Exercise directions
Report how many lines below contain the word "management". Give only the number.

Data entries
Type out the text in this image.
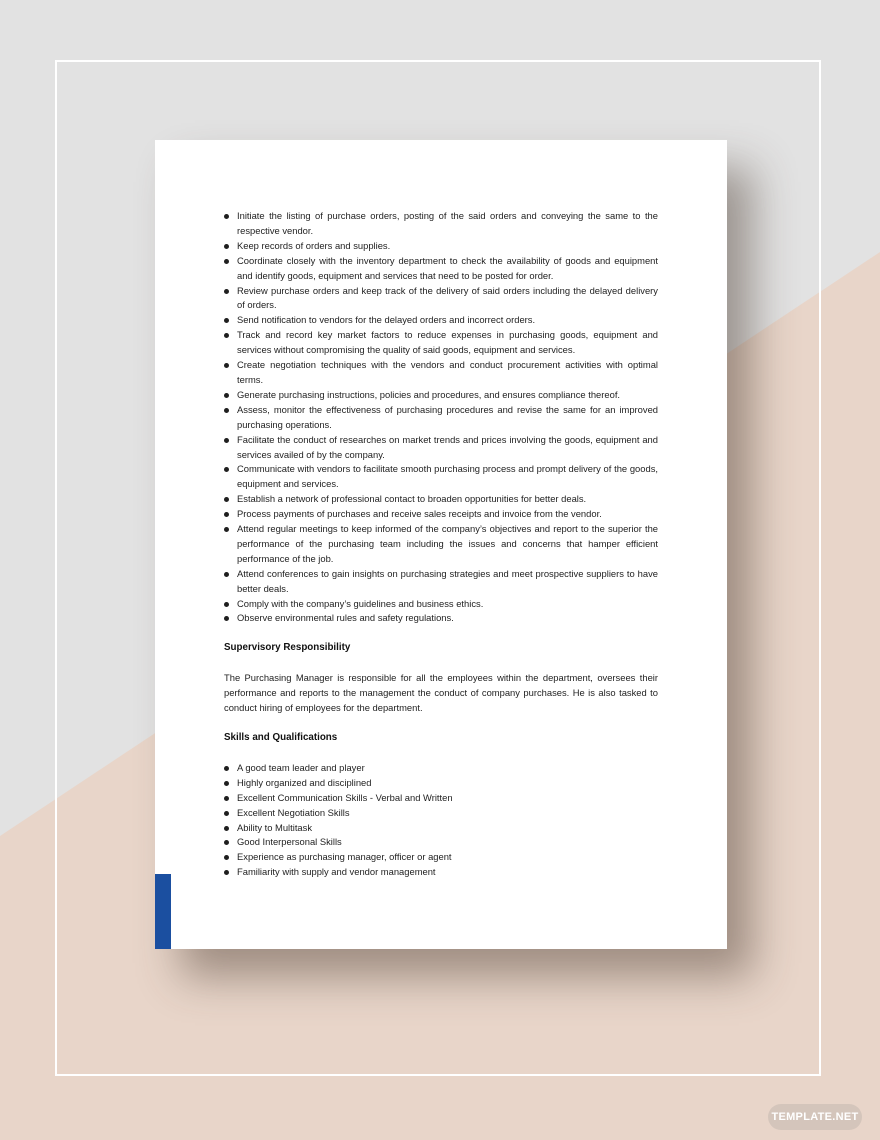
Initiate the listing of purchase orders, posting of the said orders and conveying the same to the respective vendor.
Keep records of orders and supplies.
Coordinate closely with the inventory department to check the availability of goods and equipment and identify goods, equipment and services that need to be posted for order.
Review purchase orders and keep track of the delivery of said orders including the delayed delivery of orders.
Send notification to vendors for the delayed orders and incorrect orders.
Track and record key market factors to reduce expenses in purchasing goods, equipment and services without compromising the quality of said goods, equipment and services.
Create negotiation techniques with the vendors and conduct procurement activities with optimal terms.
Generate purchasing instructions, policies and procedures, and ensures compliance thereof.
Assess, monitor the effectiveness of purchasing procedures and revise the same for an improved purchasing operations.
Facilitate the conduct of researches on market trends and prices involving the goods, equipment and services availed of by the company.
Communicate with vendors to facilitate smooth purchasing process and prompt delivery of the goods, equipment and services.
Establish a network of professional contact to broaden opportunities for better deals.
Process payments of purchases and receive sales receipts and invoice from the vendor.
Attend regular meetings to keep informed of the company’s objectives and report to the superior the performance of the purchasing team including the issues and concerns that hamper efficient performance of the job.
Attend conferences to gain insights on purchasing strategies and meet prospective suppliers to have better deals.
Comply with the company’s guidelines and business ethics.
Observe environmental rules and safety regulations.
Supervisory Responsibility

The Purchasing Manager is responsible for all the employees within the department, oversees their performance and reports to the management the conduct of company purchases. He is also tasked to conduct hiring of employees for the department.

Skills and Qualifications
A good team leader and player
Highly organized and disciplined
Excellent Communication Skills - Verbal and Written
Excellent Negotiation Skills
Ability to Multitask
Good Interpersonal Skills
Experience as purchasing manager, officer or agent
Familiarity with supply and vendor management
TEMPLATE.NET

Written solution
2